_PROBLEM TO WORK ON_.
Reproduce the listing word for word. Skip any image.

[START MATERIAL FOR THE TASK]

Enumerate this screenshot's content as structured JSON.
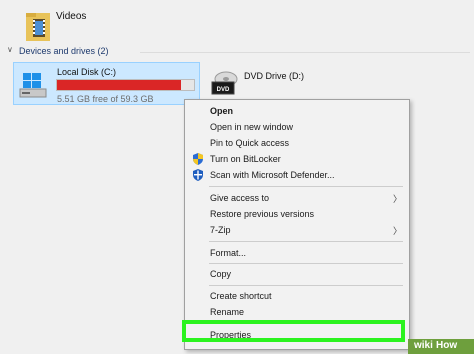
{
  "folders": [
    {
      "label": "Videos",
      "icon": "video-folder-icon"
    }
  ],
  "section": {
    "label": "Devices and drives (2)",
    "expanded": true
  },
  "drives": [
    {
      "name": "Local Disk (C:)",
      "free_text": "5.51 GB free of 59.3 GB",
      "used_fraction": 0.907,
      "bar_color": "#da2626",
      "selected": true,
      "icon": "windows-disk-icon"
    },
    {
      "name": "DVD Drive (D:)",
      "icon": "dvd-drive-icon",
      "icon_text": "DVD"
    }
  ],
  "context_menu": {
    "items": [
      {
        "label": "Open",
        "bold": true
      },
      {
        "label": "Open in new window"
      },
      {
        "label": "Pin to Quick access"
      },
      {
        "label": "Turn on BitLocker",
        "icon": "uac-shield-icon"
      },
      {
        "label": "Scan with Microsoft Defender...",
        "icon": "defender-icon"
      },
      {
        "label": "Give access to",
        "submenu": true
      },
      {
        "label": "Restore previous versions"
      },
      {
        "label": "7-Zip",
        "submenu": true
      },
      {
        "label": "Format..."
      },
      {
        "label": "Copy"
      },
      {
        "label": "Create shortcut"
      },
      {
        "label": "Rename"
      },
      {
        "label": "Properties",
        "highlighted": true
      }
    ]
  },
  "highlight_color": "#2bf31e",
  "watermark": {
    "part1": "wiki",
    "part2": "How"
  }
}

[END MATERIAL FOR THE TASK]

_WORKED ANSWER_.
Enumerate this screenshot's content as structured JSON.
{
  "folders": [
    {
      "label": "Videos",
      "icon": "video-folder-icon"
    }
  ],
  "section": {
    "label": "Devices and drives (2)",
    "expanded": true
  },
  "drives": [
    {
      "name": "Local Disk (C:)",
      "free_text": "5.51 GB free of 59.3 GB",
      "used_fraction": 0.907,
      "bar_color": "#da2626",
      "selected": true,
      "icon": "windows-disk-icon"
    },
    {
      "name": "DVD Drive (D:)",
      "icon": "dvd-drive-icon",
      "icon_text": "DVD"
    }
  ],
  "context_menu": {
    "items": [
      {
        "label": "Open",
        "bold": true
      },
      {
        "label": "Open in new window"
      },
      {
        "label": "Pin to Quick access"
      },
      {
        "label": "Turn on BitLocker",
        "icon": "uac-shield-icon"
      },
      {
        "label": "Scan with Microsoft Defender...",
        "icon": "defender-icon"
      },
      {
        "label": "Give access to",
        "submenu": true
      },
      {
        "label": "Restore previous versions"
      },
      {
        "label": "7-Zip",
        "submenu": true
      },
      {
        "label": "Format..."
      },
      {
        "label": "Copy"
      },
      {
        "label": "Create shortcut"
      },
      {
        "label": "Rename"
      },
      {
        "label": "Properties",
        "highlighted": true
      }
    ]
  },
  "highlight_color": "#2bf31e",
  "watermark": {
    "part1": "wiki",
    "part2": "How"
  }
}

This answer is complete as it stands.